--- ENTRIES ---
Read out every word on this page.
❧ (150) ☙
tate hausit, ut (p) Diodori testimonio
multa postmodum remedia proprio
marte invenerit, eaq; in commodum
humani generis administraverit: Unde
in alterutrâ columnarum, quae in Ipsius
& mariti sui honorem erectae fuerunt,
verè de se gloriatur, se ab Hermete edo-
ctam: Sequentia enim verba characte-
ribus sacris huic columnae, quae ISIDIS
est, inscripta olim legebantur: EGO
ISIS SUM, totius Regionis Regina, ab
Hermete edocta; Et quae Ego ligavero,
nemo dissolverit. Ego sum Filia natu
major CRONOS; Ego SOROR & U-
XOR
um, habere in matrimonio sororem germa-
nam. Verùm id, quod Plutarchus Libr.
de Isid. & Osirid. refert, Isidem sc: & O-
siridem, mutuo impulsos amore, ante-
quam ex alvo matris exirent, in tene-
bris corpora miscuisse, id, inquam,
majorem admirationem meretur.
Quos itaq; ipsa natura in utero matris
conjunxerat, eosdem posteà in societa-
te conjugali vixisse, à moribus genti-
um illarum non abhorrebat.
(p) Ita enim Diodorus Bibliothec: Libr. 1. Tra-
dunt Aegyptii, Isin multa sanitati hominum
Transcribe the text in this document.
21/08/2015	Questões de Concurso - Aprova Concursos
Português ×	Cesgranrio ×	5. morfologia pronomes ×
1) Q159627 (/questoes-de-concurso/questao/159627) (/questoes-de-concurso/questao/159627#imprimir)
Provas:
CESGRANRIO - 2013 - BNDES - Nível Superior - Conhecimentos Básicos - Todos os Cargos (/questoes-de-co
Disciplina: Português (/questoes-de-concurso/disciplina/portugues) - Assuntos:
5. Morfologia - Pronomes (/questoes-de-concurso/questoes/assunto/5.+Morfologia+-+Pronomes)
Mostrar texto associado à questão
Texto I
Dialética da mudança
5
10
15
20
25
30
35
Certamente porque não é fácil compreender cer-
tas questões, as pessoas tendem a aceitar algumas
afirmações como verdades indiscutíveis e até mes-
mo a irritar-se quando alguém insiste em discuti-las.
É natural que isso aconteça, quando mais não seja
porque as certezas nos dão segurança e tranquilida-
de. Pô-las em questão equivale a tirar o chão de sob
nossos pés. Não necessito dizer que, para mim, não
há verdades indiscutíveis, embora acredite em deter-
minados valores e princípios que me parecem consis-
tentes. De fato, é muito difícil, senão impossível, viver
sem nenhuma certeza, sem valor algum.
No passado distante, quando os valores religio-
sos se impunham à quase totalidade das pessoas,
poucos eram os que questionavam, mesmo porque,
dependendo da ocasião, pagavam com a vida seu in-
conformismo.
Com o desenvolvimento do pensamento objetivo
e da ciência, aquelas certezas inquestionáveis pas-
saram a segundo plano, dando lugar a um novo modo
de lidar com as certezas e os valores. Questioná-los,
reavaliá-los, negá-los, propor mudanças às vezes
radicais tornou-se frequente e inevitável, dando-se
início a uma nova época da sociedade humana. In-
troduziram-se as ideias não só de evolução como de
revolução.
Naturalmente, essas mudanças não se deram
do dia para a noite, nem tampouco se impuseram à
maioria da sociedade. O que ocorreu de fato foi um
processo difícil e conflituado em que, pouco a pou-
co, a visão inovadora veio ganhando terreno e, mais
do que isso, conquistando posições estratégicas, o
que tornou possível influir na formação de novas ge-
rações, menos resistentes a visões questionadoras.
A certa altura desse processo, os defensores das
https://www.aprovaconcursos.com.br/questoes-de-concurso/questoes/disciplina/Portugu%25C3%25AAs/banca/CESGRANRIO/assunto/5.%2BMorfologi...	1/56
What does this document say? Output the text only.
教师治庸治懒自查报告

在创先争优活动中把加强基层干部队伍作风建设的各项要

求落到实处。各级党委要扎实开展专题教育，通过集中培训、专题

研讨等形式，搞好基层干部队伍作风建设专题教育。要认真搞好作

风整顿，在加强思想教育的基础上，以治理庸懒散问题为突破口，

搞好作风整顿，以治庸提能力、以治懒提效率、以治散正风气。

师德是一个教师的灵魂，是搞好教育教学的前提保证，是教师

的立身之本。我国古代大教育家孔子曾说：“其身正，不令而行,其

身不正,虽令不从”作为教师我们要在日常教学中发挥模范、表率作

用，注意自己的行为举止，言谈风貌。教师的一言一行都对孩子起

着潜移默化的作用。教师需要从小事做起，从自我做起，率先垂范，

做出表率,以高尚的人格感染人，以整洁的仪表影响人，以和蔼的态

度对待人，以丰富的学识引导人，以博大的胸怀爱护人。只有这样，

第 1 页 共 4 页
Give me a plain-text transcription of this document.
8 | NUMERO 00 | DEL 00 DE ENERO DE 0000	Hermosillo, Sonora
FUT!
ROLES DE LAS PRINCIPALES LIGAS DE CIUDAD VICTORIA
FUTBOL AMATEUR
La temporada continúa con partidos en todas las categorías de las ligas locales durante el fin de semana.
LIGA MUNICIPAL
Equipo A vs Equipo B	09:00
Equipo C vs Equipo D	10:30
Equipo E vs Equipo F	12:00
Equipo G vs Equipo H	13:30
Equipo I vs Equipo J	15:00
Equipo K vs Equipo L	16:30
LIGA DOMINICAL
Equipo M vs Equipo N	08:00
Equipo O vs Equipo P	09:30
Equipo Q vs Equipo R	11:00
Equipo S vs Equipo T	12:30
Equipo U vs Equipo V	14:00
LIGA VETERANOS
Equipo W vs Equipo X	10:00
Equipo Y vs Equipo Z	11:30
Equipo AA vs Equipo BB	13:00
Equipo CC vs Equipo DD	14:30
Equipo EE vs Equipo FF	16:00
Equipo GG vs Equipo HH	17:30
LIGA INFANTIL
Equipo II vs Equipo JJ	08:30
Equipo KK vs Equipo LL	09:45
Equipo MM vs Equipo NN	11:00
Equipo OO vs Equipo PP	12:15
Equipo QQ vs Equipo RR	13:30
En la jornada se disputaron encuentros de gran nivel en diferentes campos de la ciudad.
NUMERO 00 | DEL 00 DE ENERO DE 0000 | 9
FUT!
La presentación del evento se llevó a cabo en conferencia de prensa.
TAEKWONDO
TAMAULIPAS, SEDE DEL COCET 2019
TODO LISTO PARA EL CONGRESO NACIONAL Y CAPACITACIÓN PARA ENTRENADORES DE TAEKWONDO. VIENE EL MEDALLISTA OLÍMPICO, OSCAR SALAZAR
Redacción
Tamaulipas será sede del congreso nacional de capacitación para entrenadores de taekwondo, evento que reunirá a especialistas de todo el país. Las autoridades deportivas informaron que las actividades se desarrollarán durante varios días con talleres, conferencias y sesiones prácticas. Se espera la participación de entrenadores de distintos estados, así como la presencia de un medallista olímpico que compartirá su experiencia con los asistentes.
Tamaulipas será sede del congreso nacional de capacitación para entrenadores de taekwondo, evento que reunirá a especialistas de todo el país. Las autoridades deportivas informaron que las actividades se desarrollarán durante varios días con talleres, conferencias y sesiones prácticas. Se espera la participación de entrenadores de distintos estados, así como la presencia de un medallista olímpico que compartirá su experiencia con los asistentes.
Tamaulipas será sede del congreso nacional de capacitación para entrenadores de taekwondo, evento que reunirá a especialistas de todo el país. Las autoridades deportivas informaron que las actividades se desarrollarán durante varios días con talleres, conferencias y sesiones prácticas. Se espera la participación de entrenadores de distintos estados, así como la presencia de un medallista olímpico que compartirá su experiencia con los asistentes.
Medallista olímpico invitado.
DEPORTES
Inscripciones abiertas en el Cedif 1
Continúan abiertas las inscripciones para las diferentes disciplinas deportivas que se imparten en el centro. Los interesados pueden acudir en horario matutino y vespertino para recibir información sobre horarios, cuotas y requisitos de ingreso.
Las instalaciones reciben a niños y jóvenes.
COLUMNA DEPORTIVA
---
### [TASK REQUIREMENTS]
Reproduce the complete set of lines precisely as supplied.

### [TASK RESULT]
Read out every word on this page.
❧ (150) ☙
tate hausit, ut (p) Diodori testimonio
multa postmodum remedia proprio
marte invenerit, eaq; in commodum
humani generis administraverit: Unde
in alterutrâ columnarum, quae in Ipsius
& mariti sui honorem erectae fuerunt,
verè de se gloriatur, se ab Hermete edo-
ctam: Sequentia enim verba characte-
ribus sacris huic columnae, quae ISIDIS
est, inscripta olim legebantur: EGO
ISIS SUM, totius Regionis Regina, ab
Hermete edocta; Et quae Ego ligavero,
nemo dissolverit. Ego sum Filia natu
major CRONOS; Ego SOROR & U-
XOR
um, habere in matrimonio sororem germa-
nam. Verùm id, quod Plutarchus Libr.
de Isid. & Osirid. refert, Isidem sc: & O-
siridem, mutuo impulsos amore, ante-
quam ex alvo matris exirent, in tene-
bris corpora miscuisse, id, inquam,
majorem admirationem meretur.
Quos itaq; ipsa natura in utero matris
conjunxerat, eosdem posteà in societa-
te conjugali vixisse, à moribus genti-
um illarum non abhorrebat.
(p) Ita enim Diodorus Bibliothec: Libr. 1. Tra-
dunt Aegyptii, Isin multa sanitati hominum
Transcribe the text in this document.
21/08/2015	Questões de Concurso - Aprova Concursos
Português ×	Cesgranrio ×	5. morfologia pronomes ×
1) Q159627 (/questoes-de-concurso/questao/159627) (/questoes-de-concurso/questao/159627#imprimir)
Provas:
CESGRANRIO - 2013 - BNDES - Nível Superior - Conhecimentos Básicos - Todos os Cargos (/questoes-de-co
Disciplina: Português (/questoes-de-concurso/disciplina/portugues) - Assuntos:
5. Morfologia - Pronomes (/questoes-de-concurso/questoes/assunto/5.+Morfologia+-+Pronomes)
Mostrar texto associado à questão
Texto I
Dialética da mudança
5
10
15
20
25
30
35
Certamente porque não é fácil compreender cer-
tas questões, as pessoas tendem a aceitar algumas
afirmações como verdades indiscutíveis e até mes-
mo a irritar-se quando alguém insiste em discuti-las.
É natural que isso aconteça, quando mais não seja
porque as certezas nos dão segurança e tranquilida-
de. Pô-las em questão equivale a tirar o chão de sob
nossos pés. Não necessito dizer que, para mim, não
há verdades indiscutíveis, embora acredite em deter-
minados valores e princípios que me parecem consis-
tentes. De fato, é muito difícil, senão impossível, viver
sem nenhuma certeza, sem valor algum.
No passado distante, quando os valores religio-
sos se impunham à quase totalidade das pessoas,
poucos eram os que questionavam, mesmo porque,
dependendo da ocasião, pagavam com a vida seu in-
conformismo.
Com o desenvolvimento do pensamento objetivo
e da ciência, aquelas certezas inquestionáveis pas-
saram a segundo plano, dando lugar a um novo modo
de lidar com as certezas e os valores. Questioná-los,
reavaliá-los, negá-los, propor mudanças às vezes
radicais tornou-se frequente e inevitável, dando-se
início a uma nova época da sociedade humana. In-
troduziram-se as ideias não só de evolução como de
revolução.
Naturalmente, essas mudanças não se deram
do dia para a noite, nem tampouco se impuseram à
maioria da sociedade. O que ocorreu de fato foi um
processo difícil e conflituado em que, pouco a pou-
co, a visão inovadora veio ganhando terreno e, mais
do que isso, conquistando posições estratégicas, o
que tornou possível influir na formação de novas ge-
rações, menos resistentes a visões questionadoras.
A certa altura desse processo, os defensores das
https://www.aprovaconcursos.com.br/questoes-de-concurso/questoes/disciplina/Portugu%25C3%25AAs/banca/CESGRANRIO/assunto/5.%2BMorfologi...	1/56
What does this document say? Output the text only.
教师治庸治懒自查报告

在创先争优活动中把加强基层干部队伍作风建设的各项要

求落到实处。各级党委要扎实开展专题教育，通过集中培训、专题

研讨等形式，搞好基层干部队伍作风建设专题教育。要认真搞好作

风整顿，在加强思想教育的基础上，以治理庸懒散问题为突破口，

搞好作风整顿，以治庸提能力、以治懒提效率、以治散正风气。

师德是一个教师的灵魂，是搞好教育教学的前提保证，是教师

的立身之本。我国古代大教育家孔子曾说：“其身正，不令而行,其

身不正,虽令不从”作为教师我们要在日常教学中发挥模范、表率作

用，注意自己的行为举止，言谈风貌。教师的一言一行都对孩子起

着潜移默化的作用。教师需要从小事做起，从自我做起，率先垂范，

做出表率,以高尚的人格感染人，以整洁的仪表影响人，以和蔼的态

度对待人，以丰富的学识引导人，以博大的胸怀爱护人。只有这样，

第 1 页 共 4 页
Give me a plain-text transcription of this document.
8 | NUMERO 00 | DEL 00 DE ENERO DE 0000	Hermosillo, Sonora
FUT!
ROLES DE LAS PRINCIPALES LIGAS DE CIUDAD VICTORIA
FUTBOL AMATEUR
La temporada continúa con partidos en todas las categorías de las ligas locales durante el fin de semana.
LIGA MUNICIPAL
Equipo A vs Equipo B	09:00
Equipo C vs Equipo D	10:30
Equipo E vs Equipo F	12:00
Equipo G vs Equipo H	13:30
Equipo I vs Equipo J	15:00
Equipo K vs Equipo L	16:30
LIGA DOMINICAL
Equipo M vs Equipo N	08:00
Equipo O vs Equipo P	09:30
Equipo Q vs Equipo R	11:00
Equipo S vs Equipo T	12:30
Equipo U vs Equipo V	14:00
LIGA VETERANOS
Equipo W vs Equipo X	10:00
Equipo Y vs Equipo Z	11:30
Equipo AA vs Equipo BB	13:00
Equipo CC vs Equipo DD	14:30
Equipo EE vs Equipo FF	16:00
Equipo GG vs Equipo HH	17:30
LIGA INFANTIL
Equipo II vs Equipo JJ	08:30
Equipo KK vs Equipo LL	09:45
Equipo MM vs Equipo NN	11:00
Equipo OO vs Equipo PP	12:15
Equipo QQ vs Equipo RR	13:30
En la jornada se disputaron encuentros de gran nivel en diferentes campos de la ciudad.
NUMERO 00 | DEL 00 DE ENERO DE 0000 | 9
FUT!
La presentación del evento se llevó a cabo en conferencia de prensa.
TAEKWONDO
TAMAULIPAS, SEDE DEL COCET 2019
TODO LISTO PARA EL CONGRESO NACIONAL Y CAPACITACIÓN PARA ENTRENADORES DE TAEKWONDO. VIENE EL MEDALLISTA OLÍMPICO, OSCAR SALAZAR
Redacción
Tamaulipas será sede del congreso nacional de capacitación para entrenadores de taekwondo, evento que reunirá a especialistas de todo el país. Las autoridades deportivas informaron que las actividades se desarrollarán durante varios días con talleres, conferencias y sesiones prácticas. Se espera la participación de entrenadores de distintos estados, así como la presencia de un medallista olímpico que compartirá su experiencia con los asistentes.
Tamaulipas será sede del congreso nacional de capacitación para entrenadores de taekwondo, evento que reunirá a especialistas de todo el país. Las autoridades deportivas informaron que las actividades se desarrollarán durante varios días con talleres, conferencias y sesiones prácticas. Se espera la participación de entrenadores de distintos estados, así como la presencia de un medallista olímpico que compartirá su experiencia con los asistentes.
Tamaulipas será sede del congreso nacional de capacitación para entrenadores de taekwondo, evento que reunirá a especialistas de todo el país. Las autoridades deportivas informaron que las actividades se desarrollarán durante varios días con talleres, conferencias y sesiones prácticas. Se espera la participación de entrenadores de distintos estados, así como la presencia de un medallista olímpico que compartirá su experiencia con los asistentes.
Medallista olímpico invitado.
DEPORTES
Inscripciones abiertas en el Cedif 1
Continúan abiertas las inscripciones para las diferentes disciplinas deportivas que se imparten en el centro. Los interesados pueden acudir en horario matutino y vespertino para recibir información sobre horarios, cuotas y requisitos de ingreso.
Las instalaciones reciben a niños y jóvenes.
COLUMNA DEPORTIVA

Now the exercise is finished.